__Exercise description__:
Determine which lines contain the word "source", then copy those lines.
◆ ◆ ◆
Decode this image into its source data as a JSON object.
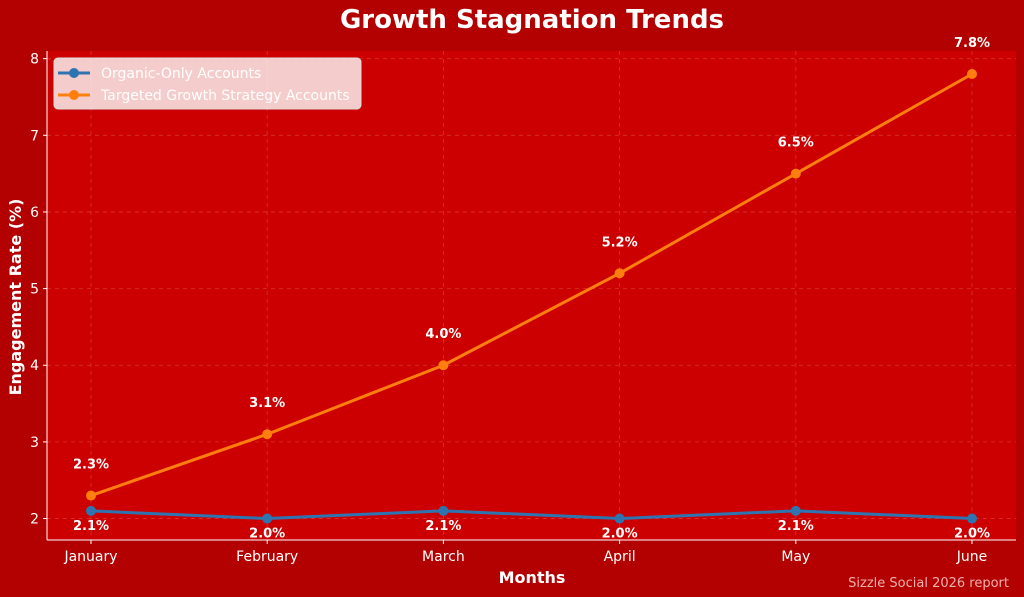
{
  "chart_data": {
    "type": "line",
    "title": "Growth Stagnation Trends",
    "xlabel": "Months",
    "ylabel": "Engagement Rate (%)",
    "categories": [
      "January",
      "February",
      "March",
      "April",
      "May",
      "June"
    ],
    "ylim": [
      1.72,
      8.1
    ],
    "yticks": [
      2,
      3,
      4,
      5,
      6,
      7,
      8
    ],
    "grid": true,
    "legend_position": "top-left",
    "series": [
      {
        "name": "Organic-Only Accounts",
        "values": [
          2.1,
          2.0,
          2.1,
          2.0,
          2.1,
          2.0
        ],
        "labels": [
          "2.1%",
          "2.0%",
          "2.1%",
          "2.0%",
          "2.1%",
          "2.0%"
        ],
        "color": "#2e74b0",
        "label_position": "below"
      },
      {
        "name": "Targeted Growth Strategy Accounts",
        "values": [
          2.3,
          3.1,
          4.0,
          5.2,
          6.5,
          7.8
        ],
        "labels": [
          "2.3%",
          "3.1%",
          "4.0%",
          "5.2%",
          "6.5%",
          "7.8%"
        ],
        "color": "#ff7f0e",
        "label_position": "above"
      }
    ],
    "background": "#b30000",
    "plot_background": "#cc0000"
  },
  "footer": {
    "text": "Sizzle Social 2026 report"
  }
}
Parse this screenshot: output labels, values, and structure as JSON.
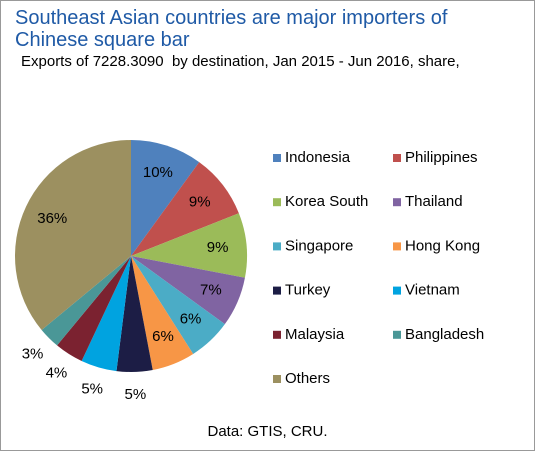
{
  "chart_data": {
    "type": "pie",
    "title": "Southeast Asian countries are major importers of Chinese square bar",
    "subtitle": "Exports of 7228.3090  by destination, Jan 2015 - Jun 2016, share,",
    "source": "Data: GTIS, CRU.",
    "categories": [
      "Indonesia",
      "Philippines",
      "Korea South",
      "Thailand",
      "Singapore",
      "Hong Kong",
      "Turkey",
      "Vietnam",
      "Malaysia",
      "Bangladesh",
      "Others"
    ],
    "values": [
      10,
      9,
      9,
      7,
      6,
      6,
      5,
      5,
      4,
      3,
      36
    ],
    "value_labels": [
      "10%",
      "9%",
      "9%",
      "7%",
      "6%",
      "6%",
      "5%",
      "5%",
      "4%",
      "3%",
      "36%"
    ],
    "colors": [
      "#4f81bd",
      "#c0504d",
      "#9bbb59",
      "#8064a2",
      "#4bacc6",
      "#f79646",
      "#1c1d45",
      "#00a3e0",
      "#7b2230",
      "#4a9797",
      "#9c9060"
    ],
    "legend": "right"
  }
}
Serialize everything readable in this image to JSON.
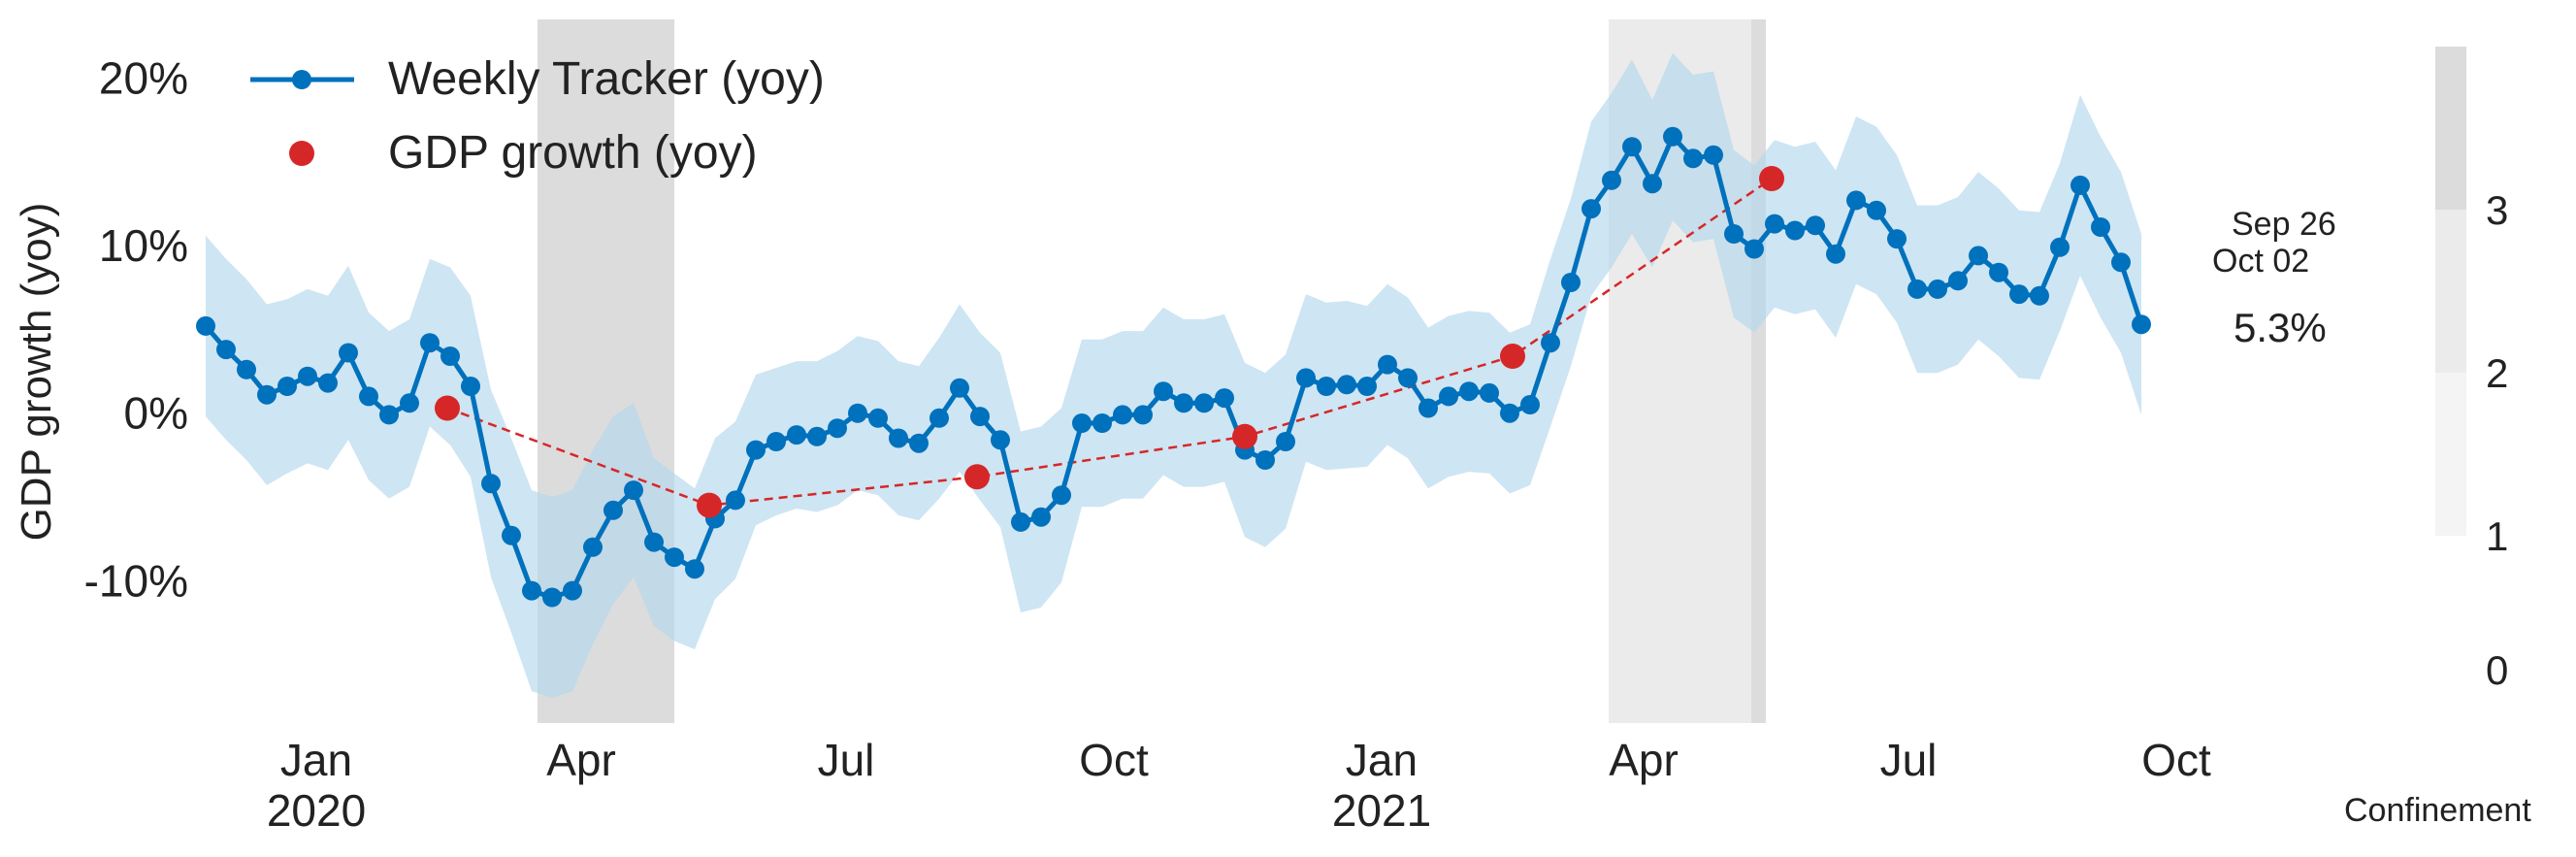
◆ ◆ ◆
__Output for this task__:
Decode this image into its source data as a JSON object.
    "source": "Data: GTIS, CRU.",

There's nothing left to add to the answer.